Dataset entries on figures
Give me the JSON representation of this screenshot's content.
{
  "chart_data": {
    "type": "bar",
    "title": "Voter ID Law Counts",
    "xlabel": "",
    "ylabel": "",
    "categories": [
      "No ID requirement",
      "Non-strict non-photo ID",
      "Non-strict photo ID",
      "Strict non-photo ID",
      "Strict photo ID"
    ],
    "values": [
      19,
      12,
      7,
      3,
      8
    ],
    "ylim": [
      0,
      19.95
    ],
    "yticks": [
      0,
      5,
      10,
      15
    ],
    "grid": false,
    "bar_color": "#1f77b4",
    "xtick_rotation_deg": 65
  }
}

* _AIM_
Copy out the lines that hold "photo".

* _FULL RESPONSE_
      "Non-strict non-photo ID",
      "Non-strict photo ID",
      "Strict non-photo ID",
      "Strict photo ID"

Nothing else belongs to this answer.